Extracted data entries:
————————
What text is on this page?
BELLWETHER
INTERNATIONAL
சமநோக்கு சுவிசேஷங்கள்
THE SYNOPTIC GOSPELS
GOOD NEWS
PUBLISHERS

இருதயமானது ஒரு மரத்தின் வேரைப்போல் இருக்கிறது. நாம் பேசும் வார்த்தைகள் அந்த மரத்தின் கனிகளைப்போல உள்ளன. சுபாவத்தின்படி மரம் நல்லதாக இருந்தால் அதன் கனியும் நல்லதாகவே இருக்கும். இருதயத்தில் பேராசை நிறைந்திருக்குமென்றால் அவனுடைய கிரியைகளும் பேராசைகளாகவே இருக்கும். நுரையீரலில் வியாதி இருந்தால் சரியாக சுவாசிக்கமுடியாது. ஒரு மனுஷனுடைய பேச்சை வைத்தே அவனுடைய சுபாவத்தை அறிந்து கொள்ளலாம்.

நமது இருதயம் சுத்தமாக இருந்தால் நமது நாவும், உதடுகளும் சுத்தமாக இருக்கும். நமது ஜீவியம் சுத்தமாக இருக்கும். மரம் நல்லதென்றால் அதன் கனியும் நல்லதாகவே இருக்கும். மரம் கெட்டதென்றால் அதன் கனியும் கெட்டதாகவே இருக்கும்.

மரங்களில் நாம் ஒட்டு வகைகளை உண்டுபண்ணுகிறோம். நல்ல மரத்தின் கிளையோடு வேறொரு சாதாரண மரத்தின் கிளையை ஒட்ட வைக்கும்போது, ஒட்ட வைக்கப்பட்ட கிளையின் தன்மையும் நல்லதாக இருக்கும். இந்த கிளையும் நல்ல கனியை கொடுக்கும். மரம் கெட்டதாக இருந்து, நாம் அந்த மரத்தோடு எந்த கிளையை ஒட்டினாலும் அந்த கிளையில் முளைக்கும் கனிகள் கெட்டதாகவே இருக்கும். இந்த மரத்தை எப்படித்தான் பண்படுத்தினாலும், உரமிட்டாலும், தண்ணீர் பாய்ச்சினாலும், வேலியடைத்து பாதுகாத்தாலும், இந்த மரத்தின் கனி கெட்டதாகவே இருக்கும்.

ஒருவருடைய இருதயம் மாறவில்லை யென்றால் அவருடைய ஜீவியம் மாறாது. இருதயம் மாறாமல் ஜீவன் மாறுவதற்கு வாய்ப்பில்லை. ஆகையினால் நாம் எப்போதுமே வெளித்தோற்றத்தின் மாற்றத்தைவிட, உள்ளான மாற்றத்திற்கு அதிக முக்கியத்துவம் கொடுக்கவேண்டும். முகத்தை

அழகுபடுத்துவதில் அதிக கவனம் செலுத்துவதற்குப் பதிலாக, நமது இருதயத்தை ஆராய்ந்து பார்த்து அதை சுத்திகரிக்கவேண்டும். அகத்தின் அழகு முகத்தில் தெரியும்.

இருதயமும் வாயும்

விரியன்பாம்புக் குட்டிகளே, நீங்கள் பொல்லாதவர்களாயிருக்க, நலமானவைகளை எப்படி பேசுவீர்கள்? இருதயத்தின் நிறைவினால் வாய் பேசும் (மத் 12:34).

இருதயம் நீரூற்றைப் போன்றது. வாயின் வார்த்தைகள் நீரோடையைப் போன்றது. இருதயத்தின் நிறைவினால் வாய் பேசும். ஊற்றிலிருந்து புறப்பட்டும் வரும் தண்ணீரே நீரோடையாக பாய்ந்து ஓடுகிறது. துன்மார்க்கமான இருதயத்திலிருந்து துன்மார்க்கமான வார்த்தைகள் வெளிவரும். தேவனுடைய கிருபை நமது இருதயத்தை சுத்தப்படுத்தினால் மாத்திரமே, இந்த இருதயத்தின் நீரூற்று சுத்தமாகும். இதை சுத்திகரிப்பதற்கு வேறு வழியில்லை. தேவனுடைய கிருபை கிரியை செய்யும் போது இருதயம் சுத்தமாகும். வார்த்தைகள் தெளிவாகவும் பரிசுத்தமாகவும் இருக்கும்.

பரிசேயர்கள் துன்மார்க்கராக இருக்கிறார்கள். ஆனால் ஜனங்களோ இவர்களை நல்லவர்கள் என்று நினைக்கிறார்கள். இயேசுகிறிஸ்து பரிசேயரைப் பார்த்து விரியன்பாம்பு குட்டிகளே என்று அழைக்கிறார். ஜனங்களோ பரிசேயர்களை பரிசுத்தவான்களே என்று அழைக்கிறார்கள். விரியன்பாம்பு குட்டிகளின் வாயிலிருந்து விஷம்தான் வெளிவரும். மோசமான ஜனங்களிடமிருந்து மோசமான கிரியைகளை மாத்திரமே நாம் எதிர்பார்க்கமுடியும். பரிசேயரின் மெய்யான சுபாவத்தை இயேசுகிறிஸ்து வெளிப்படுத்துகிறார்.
————————
## Task brief:
Retype every entry word for word.

## Written answer:
What text is on this page?
BELLWETHER
INTERNATIONAL
சமநோக்கு சுவிசேஷங்கள்
THE SYNOPTIC GOSPELS
GOOD NEWS
PUBLISHERS

இருதயமானது ஒரு மரத்தின் வேரைப்போல் இருக்கிறது. நாம் பேசும் வார்த்தைகள் அந்த மரத்தின் கனிகளைப்போல உள்ளன. சுபாவத்தின்படி மரம் நல்லதாக இருந்தால் அதன் கனியும் நல்லதாகவே இருக்கும். இருதயத்தில் பேராசை நிறைந்திருக்குமென்றால் அவனுடைய கிரியைகளும் பேராசைகளாகவே இருக்கும். நுரையீரலில் வியாதி இருந்தால் சரியாக சுவாசிக்கமுடியாது. ஒரு மனுஷனுடைய பேச்சை வைத்தே அவனுடைய சுபாவத்தை அறிந்து கொள்ளலாம்.

நமது இருதயம் சுத்தமாக இருந்தால் நமது நாவும், உதடுகளும் சுத்தமாக இருக்கும். நமது ஜீவியம் சுத்தமாக இருக்கும். மரம் நல்லதென்றால் அதன் கனியும் நல்லதாகவே இருக்கும். மரம் கெட்டதென்றால் அதன் கனியும் கெட்டதாகவே இருக்கும்.

மரங்களில் நாம் ஒட்டு வகைகளை உண்டுபண்ணுகிறோம். நல்ல மரத்தின் கிளையோடு வேறொரு சாதாரண மரத்தின் கிளையை ஒட்ட வைக்கும்போது, ஒட்ட வைக்கப்பட்ட கிளையின் தன்மையும் நல்லதாக இருக்கும். இந்த கிளையும் நல்ல கனியை கொடுக்கும். மரம் கெட்டதாக இருந்து, நாம் அந்த மரத்தோடு எந்த கிளையை ஒட்டினாலும் அந்த கிளையில் முளைக்கும் கனிகள் கெட்டதாகவே இருக்கும். இந்த மரத்தை எப்படித்தான் பண்படுத்தினாலும், உரமிட்டாலும், தண்ணீர் பாய்ச்சினாலும், வேலியடைத்து பாதுகாத்தாலும், இந்த மரத்தின் கனி கெட்டதாகவே இருக்கும்.

ஒருவருடைய இருதயம் மாறவில்லை யென்றால் அவருடைய ஜீவியம் மாறாது. இருதயம் மாறாமல் ஜீவன் மாறுவதற்கு வாய்ப்பில்லை. ஆகையினால் நாம் எப்போதுமே வெளித்தோற்றத்தின் மாற்றத்தைவிட, உள்ளான மாற்றத்திற்கு அதிக முக்கியத்துவம் கொடுக்கவேண்டும். முகத்தை

அழகுபடுத்துவதில் அதிக கவனம் செலுத்துவதற்குப் பதிலாக, நமது இருதயத்தை ஆராய்ந்து பார்த்து அதை சுத்திகரிக்கவேண்டும். அகத்தின் அழகு முகத்தில் தெரியும்.

இருதயமும் வாயும்

விரியன்பாம்புக் குட்டிகளே, நீங்கள் பொல்லாதவர்களாயிருக்க, நலமானவைகளை எப்படி பேசுவீர்கள்? இருதயத்தின் நிறைவினால் வாய் பேசும் (மத் 12:34).

இருதயம் நீரூற்றைப் போன்றது. வாயின் வார்த்தைகள் நீரோடையைப் போன்றது. இருதயத்தின் நிறைவினால் வாய் பேசும். ஊற்றிலிருந்து புறப்பட்டும் வரும் தண்ணீரே நீரோடையாக பாய்ந்து ஓடுகிறது. துன்மார்க்கமான இருதயத்திலிருந்து துன்மார்க்கமான வார்த்தைகள் வெளிவரும். தேவனுடைய கிருபை நமது இருதயத்தை சுத்தப்படுத்தினால் மாத்திரமே, இந்த இருதயத்தின் நீரூற்று சுத்தமாகும். இதை சுத்திகரிப்பதற்கு வேறு வழியில்லை. தேவனுடைய கிருபை கிரியை செய்யும் போது இருதயம் சுத்தமாகும். வார்த்தைகள் தெளிவாகவும் பரிசுத்தமாகவும் இருக்கும்.

பரிசேயர்கள் துன்மார்க்கராக இருக்கிறார்கள். ஆனால் ஜனங்களோ இவர்களை நல்லவர்கள் என்று நினைக்கிறார்கள். இயேசுகிறிஸ்து பரிசேயரைப் பார்த்து விரியன்பாம்பு குட்டிகளே என்று அழைக்கிறார். ஜனங்களோ பரிசேயர்களை பரிசுத்தவான்களே என்று அழைக்கிறார்கள். விரியன்பாம்பு குட்டிகளின் வாயிலிருந்து விஷம்தான் வெளிவரும். மோசமான ஜனங்களிடமிருந்து மோசமான கிரியைகளை மாத்திரமே நாம் எதிர்பார்க்கமுடியும். பரிசேயரின் மெய்யான சுபாவத்தை இயேசுகிறிஸ்து வெளிப்படுத்துகிறார்.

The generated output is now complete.